**What to work on:** Scan the records below for lines with the word "anche", then state how many you find and nothing else.

[START Dataset rows]

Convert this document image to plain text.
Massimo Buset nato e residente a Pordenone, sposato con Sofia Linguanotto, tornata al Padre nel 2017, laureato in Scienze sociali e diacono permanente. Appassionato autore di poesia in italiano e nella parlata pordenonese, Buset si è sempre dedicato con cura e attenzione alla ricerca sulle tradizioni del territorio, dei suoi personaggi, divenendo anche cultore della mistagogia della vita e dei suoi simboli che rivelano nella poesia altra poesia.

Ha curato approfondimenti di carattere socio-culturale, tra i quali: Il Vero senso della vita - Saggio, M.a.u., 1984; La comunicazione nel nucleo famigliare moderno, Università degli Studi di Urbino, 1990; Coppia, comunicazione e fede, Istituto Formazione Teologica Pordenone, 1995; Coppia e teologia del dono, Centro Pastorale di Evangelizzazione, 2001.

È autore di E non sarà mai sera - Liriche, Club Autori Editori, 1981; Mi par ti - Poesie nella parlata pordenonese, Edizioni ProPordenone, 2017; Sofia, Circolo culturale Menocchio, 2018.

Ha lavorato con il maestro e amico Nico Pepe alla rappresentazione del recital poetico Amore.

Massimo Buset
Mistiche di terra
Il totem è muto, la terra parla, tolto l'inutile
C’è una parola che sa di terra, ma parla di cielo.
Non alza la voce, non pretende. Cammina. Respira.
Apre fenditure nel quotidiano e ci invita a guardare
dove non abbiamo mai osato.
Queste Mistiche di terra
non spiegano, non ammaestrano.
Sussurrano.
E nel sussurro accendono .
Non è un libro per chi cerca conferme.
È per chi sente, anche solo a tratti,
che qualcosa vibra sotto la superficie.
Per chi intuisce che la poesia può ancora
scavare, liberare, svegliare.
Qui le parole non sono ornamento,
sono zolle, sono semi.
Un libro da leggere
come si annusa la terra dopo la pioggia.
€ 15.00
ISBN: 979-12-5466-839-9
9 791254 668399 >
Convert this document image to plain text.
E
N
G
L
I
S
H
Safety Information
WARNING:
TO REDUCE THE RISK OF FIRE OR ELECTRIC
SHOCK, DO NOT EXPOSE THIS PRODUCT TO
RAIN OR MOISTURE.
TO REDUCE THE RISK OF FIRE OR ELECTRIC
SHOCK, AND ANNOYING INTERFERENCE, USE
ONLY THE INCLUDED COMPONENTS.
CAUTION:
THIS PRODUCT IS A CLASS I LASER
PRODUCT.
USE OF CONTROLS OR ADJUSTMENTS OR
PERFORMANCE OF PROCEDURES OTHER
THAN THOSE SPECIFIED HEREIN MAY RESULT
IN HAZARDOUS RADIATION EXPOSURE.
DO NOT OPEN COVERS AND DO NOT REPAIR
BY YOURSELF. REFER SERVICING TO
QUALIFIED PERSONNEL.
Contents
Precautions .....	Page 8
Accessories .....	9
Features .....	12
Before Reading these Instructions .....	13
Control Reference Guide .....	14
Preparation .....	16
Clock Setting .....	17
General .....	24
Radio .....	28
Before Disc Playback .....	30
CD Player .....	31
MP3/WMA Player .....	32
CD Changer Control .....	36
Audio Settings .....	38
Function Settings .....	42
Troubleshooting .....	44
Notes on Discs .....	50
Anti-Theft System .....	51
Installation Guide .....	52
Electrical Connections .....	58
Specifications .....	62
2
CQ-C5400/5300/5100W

[END Dataset rows]

**Response for this exercise:** 2